== Work required ==
Each line of the material must be repeated precisely, with the pictures left out.
╭──
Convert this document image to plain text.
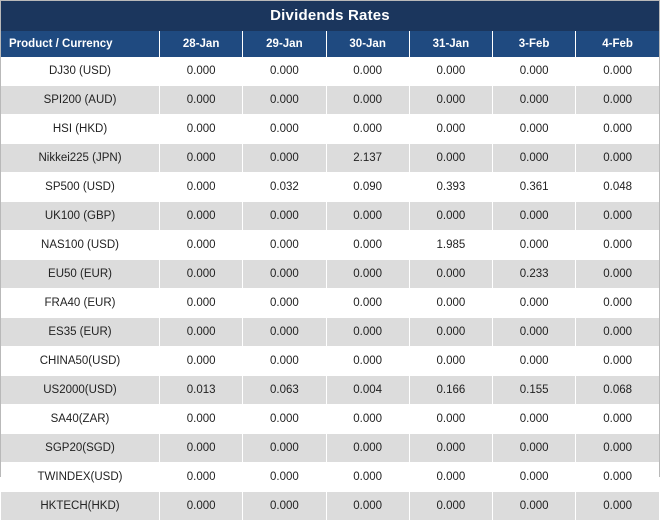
Dividends Rates
Product / Currency	28-Jan	29-Jan	30-Jan	31-Jan	3-Feb	4-Feb
DJ30 (USD)	0.000	0.000	0.000	0.000	0.000	0.000
SPI200 (AUD)	0.000	0.000	0.000	0.000	0.000	0.000
HSI (HKD)	0.000	0.000	0.000	0.000	0.000	0.000
Nikkei225 (JPN)	0.000	0.000	2.137	0.000	0.000	0.000
SP500 (USD)	0.000	0.032	0.090	0.393	0.361	0.048
UK100 (GBP)	0.000	0.000	0.000	0.000	0.000	0.000
NAS100 (USD)	0.000	0.000	0.000	1.985	0.000	0.000
EU50 (EUR)	0.000	0.000	0.000	0.000	0.233	0.000
FRA40 (EUR)	0.000	0.000	0.000	0.000	0.000	0.000
ES35 (EUR)	0.000	0.000	0.000	0.000	0.000	0.000
CHINA50(USD)	0.000	0.000	0.000	0.000	0.000	0.000
US2000(USD)	0.013	0.063	0.004	0.166	0.155	0.068
SA40(ZAR)	0.000	0.000	0.000	0.000	0.000	0.000
SGP20(SGD)	0.000	0.000	0.000	0.000	0.000	0.000
TWINDEX(USD)	0.000	0.000	0.000	0.000	0.000	0.000
HKTECH(HKD)	0.000	0.000	0.000	0.000	0.000	0.000
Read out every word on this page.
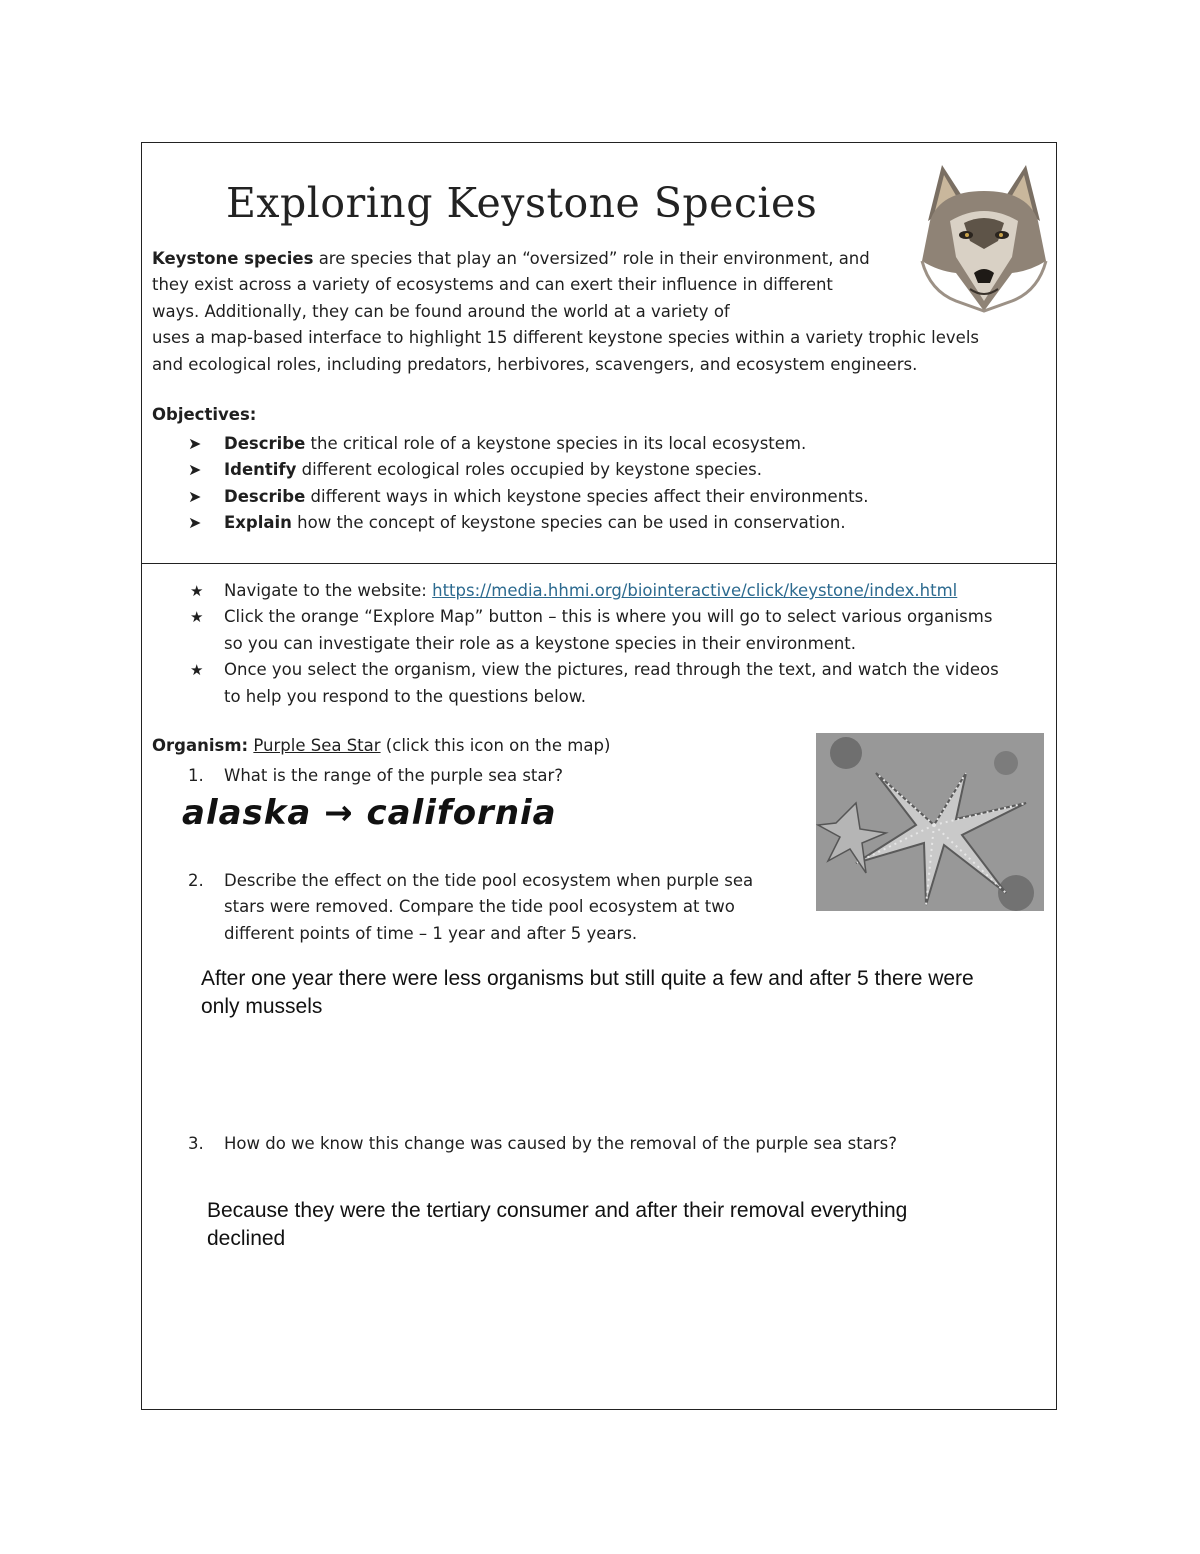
Exploring Keystone Species
Keystone species are species that play an “oversized” role in their environment, and
they exist across a variety of ecosystems and can exert their influence in different
ways. Additionally, they can be found around the world at a variety of
uses a map-based interface to highlight 15 different keystone species within a variety trophic levels
and ecological roles, including predators, herbivores, scavengers, and ecosystem engineers.
Objectives:
➤ Describe the critical role of a keystone species in its local ecosystem.
➤ Identify different ecological roles occupied by keystone species.
➤ Describe different ways in which keystone species affect their environments.
➤ Explain how the concept of keystone species can be used in conservation.
★ Navigate to the website: https://media.hhmi.org/biointeractive/click/keystone/index.html
★ Click the orange “Explore Map” button – this is where you will go to select various organisms
so you can investigate their role as a keystone species in their environment.
★ Once you select the organism, view the pictures, read through the text, and watch the videos
to help you respond to the questions below.
Organism: Purple Sea Star (click this icon on the map)
1. What is the range of the purple sea star?
alaska → california
2. Describe the effect on the tide pool ecosystem when purple sea
stars were removed. Compare the tide pool ecosystem at two
different points of time – 1 year and after 5 years.
After one year there were less organisms but still quite a few and after 5 there were only mussels
3. How do we know this change was caused by the removal of the purple sea stars?
Because they were the tertiary consumer and after their removal everything declined
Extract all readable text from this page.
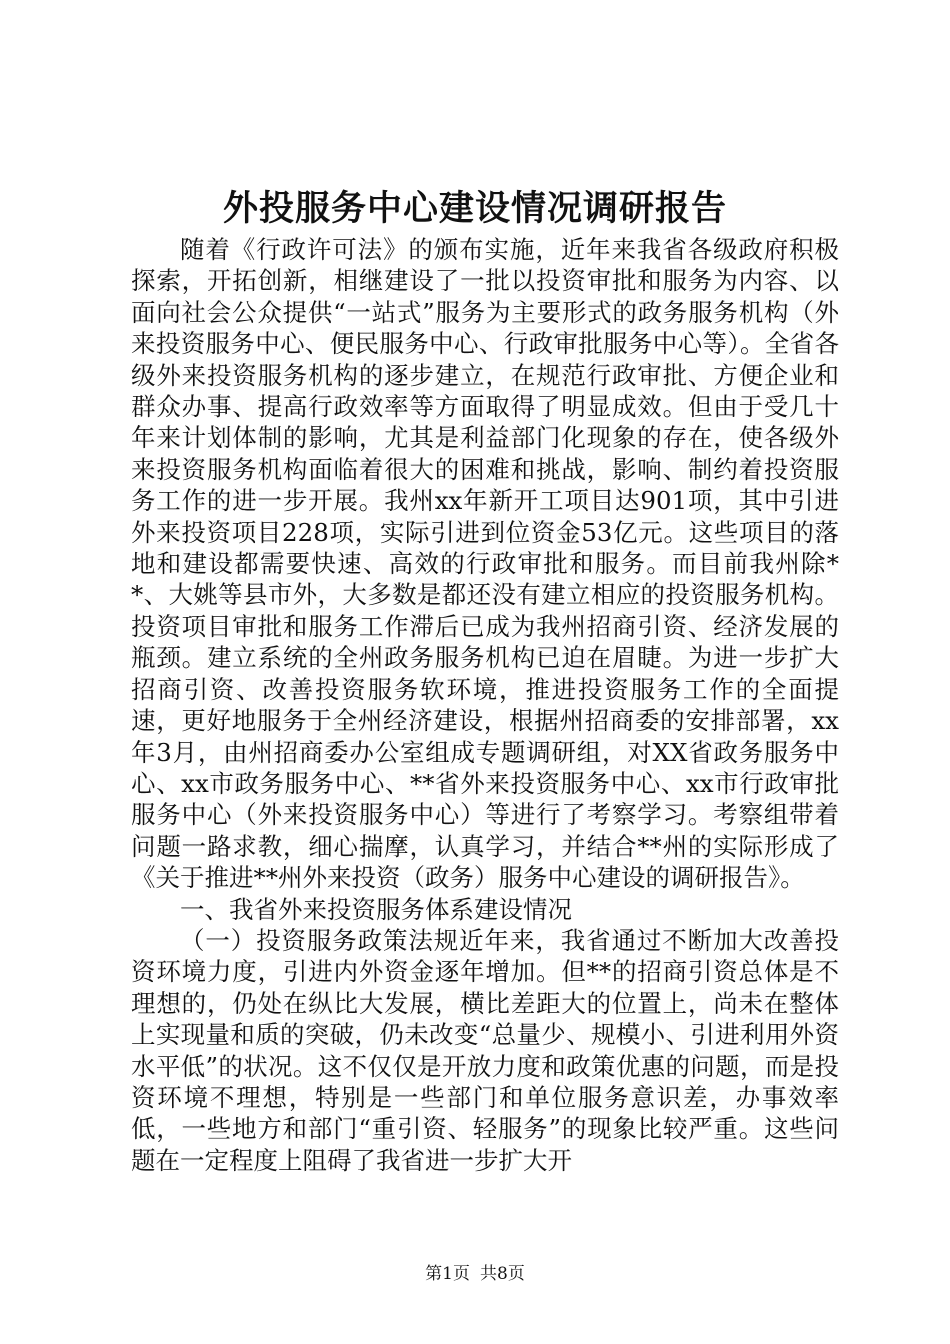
外投服务中心建设情况调研报告

随着《行政许可法》的颁布实施，近年来我省各级政府积极探索，开拓创新，相继建设了一批以投资审批和服务为内容、以面向社会公众提供“一站式”服务为主要形式的政务服务机构（外来投资服务中心、便民服务中心、行政审批服务中心等）。全省各级外来投资服务机构的逐步建立，在规范行政审批、方便企业和群众办事、提高行政效率等方面取得了明显成效。但由于受几十年来计划体制的影响，尤其是利益部门化现象的存在，使各级外来投资服务机构面临着很大的困难和挑战，影响、制约着投资服务工作的进一步开展。我州xx年新开工项目达901项，其中引进外来投资项目228项，实际引进到位资金53亿元。这些项目的落地和建设都需要快速、高效的行政审批和服务。而目前我州除**、大姚等县市外，大多数是都还没有建立相应的投资服务机构。投资项目审批和服务工作滞后已成为我州招商引资、经济发展的瓶颈。建立系统的全州政务服务机构已迫在眉睫。为进一步扩大招商引资、改善投资服务软环境，推进投资服务工作的全面提速，更好地服务于全州经济建设，根据州招商委的安排部署，xx年3月，由州招商委办公室组成专题调研组，对XX省政务服务中心、xx市政务服务中心、**省外来投资服务中心、xx市行政审批服务中心（外来投资服务中心）等进行了考察学习。考察组带着问题一路求教，细心揣摩，认真学习，并结合**州的实际形成了《关于推进**州外来投资（政务）服务中心建设的调研报告》。

一、我省外来投资服务体系建设情况

（一）投资服务政策法规近年来，我省通过不断加大改善投资环境力度，引进内外资金逐年增加。但**的招商引资总体是不理想的，仍处在纵比大发展，横比差距大的位置上，尚未在整体上实现量和质的突破，仍未改变“总量少、规模小、引进利用外资水平低”的状况。这不仅仅是开放力度和政策优惠的问题，而是投资环境不理想，特别是一些部门和单位服务意识差，办事效率低，一些地方和部门“重引资、轻服务”的现象比较严重。这些问题在一定程度上阻碍了我省进一步扩大开

第1页 共8页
╰──
== Completed task ==
Convert this document image to plain text.
Dividends Rates
Product / Currency	28-Jan	29-Jan	30-Jan	31-Jan	3-Feb	4-Feb
DJ30 (USD)	0.000	0.000	0.000	0.000	0.000	0.000
SPI200 (AUD)	0.000	0.000	0.000	0.000	0.000	0.000
HSI (HKD)	0.000	0.000	0.000	0.000	0.000	0.000
Nikkei225 (JPN)	0.000	0.000	2.137	0.000	0.000	0.000
SP500 (USD)	0.000	0.032	0.090	0.393	0.361	0.048
UK100 (GBP)	0.000	0.000	0.000	0.000	0.000	0.000
NAS100 (USD)	0.000	0.000	0.000	1.985	0.000	0.000
EU50 (EUR)	0.000	0.000	0.000	0.000	0.233	0.000
FRA40 (EUR)	0.000	0.000	0.000	0.000	0.000	0.000
ES35 (EUR)	0.000	0.000	0.000	0.000	0.000	0.000
CHINA50(USD)	0.000	0.000	0.000	0.000	0.000	0.000
US2000(USD)	0.013	0.063	0.004	0.166	0.155	0.068
SA40(ZAR)	0.000	0.000	0.000	0.000	0.000	0.000
SGP20(SGD)	0.000	0.000	0.000	0.000	0.000	0.000
TWINDEX(USD)	0.000	0.000	0.000	0.000	0.000	0.000
HKTECH(HKD)	0.000	0.000	0.000	0.000	0.000	0.000
Read out every word on this page.
Exploring Keystone Species
Keystone species are species that play an “oversized” role in their environment, and
they exist across a variety of ecosystems and can exert their influence in different
ways. Additionally, they can be found around the world at a variety of
uses a map-based interface to highlight 15 different keystone species within a variety trophic levels
and ecological roles, including predators, herbivores, scavengers, and ecosystem engineers.
Objectives:
➤ Describe the critical role of a keystone species in its local ecosystem.
➤ Identify different ecological roles occupied by keystone species.
➤ Describe different ways in which keystone species affect their environments.
➤ Explain how the concept of keystone species can be used in conservation.
★ Navigate to the website: https://media.hhmi.org/biointeractive/click/keystone/index.html
★ Click the orange “Explore Map” button – this is where you will go to select various organisms
so you can investigate their role as a keystone species in their environment.
★ Once you select the organism, view the pictures, read through the text, and watch the videos
to help you respond to the questions below.
Organism: Purple Sea Star (click this icon on the map)
1. What is the range of the purple sea star?
alaska → california
2. Describe the effect on the tide pool ecosystem when purple sea
stars were removed. Compare the tide pool ecosystem at two
different points of time – 1 year and after 5 years.
After one year there were less organisms but still quite a few and after 5 there were only mussels
3. How do we know this change was caused by the removal of the purple sea stars?
Because they were the tertiary consumer and after their removal everything declined
Extract all readable text from this page.
外投服务中心建设情况调研报告

随着《行政许可法》的颁布实施，近年来我省各级政府积极探索，开拓创新，相继建设了一批以投资审批和服务为内容、以面向社会公众提供“一站式”服务为主要形式的政务服务机构（外来投资服务中心、便民服务中心、行政审批服务中心等）。全省各级外来投资服务机构的逐步建立，在规范行政审批、方便企业和群众办事、提高行政效率等方面取得了明显成效。但由于受几十年来计划体制的影响，尤其是利益部门化现象的存在，使各级外来投资服务机构面临着很大的困难和挑战，影响、制约着投资服务工作的进一步开展。我州xx年新开工项目达901项，其中引进外来投资项目228项，实际引进到位资金53亿元。这些项目的落地和建设都需要快速、高效的行政审批和服务。而目前我州除**、大姚等县市外，大多数是都还没有建立相应的投资服务机构。投资项目审批和服务工作滞后已成为我州招商引资、经济发展的瓶颈。建立系统的全州政务服务机构已迫在眉睫。为进一步扩大招商引资、改善投资服务软环境，推进投资服务工作的全面提速，更好地服务于全州经济建设，根据州招商委的安排部署，xx年3月，由州招商委办公室组成专题调研组，对XX省政务服务中心、xx市政务服务中心、**省外来投资服务中心、xx市行政审批服务中心（外来投资服务中心）等进行了考察学习。考察组带着问题一路求教，细心揣摩，认真学习，并结合**州的实际形成了《关于推进**州外来投资（政务）服务中心建设的调研报告》。

一、我省外来投资服务体系建设情况

（一）投资服务政策法规近年来，我省通过不断加大改善投资环境力度，引进内外资金逐年增加。但**的招商引资总体是不理想的，仍处在纵比大发展，横比差距大的位置上，尚未在整体上实现量和质的突破，仍未改变“总量少、规模小、引进利用外资水平低”的状况。这不仅仅是开放力度和政策优惠的问题，而是投资环境不理想，特别是一些部门和单位服务意识差，办事效率低，一些地方和部门“重引资、轻服务”的现象比较严重。这些问题在一定程度上阻碍了我省进一步扩大开

第1页 共8页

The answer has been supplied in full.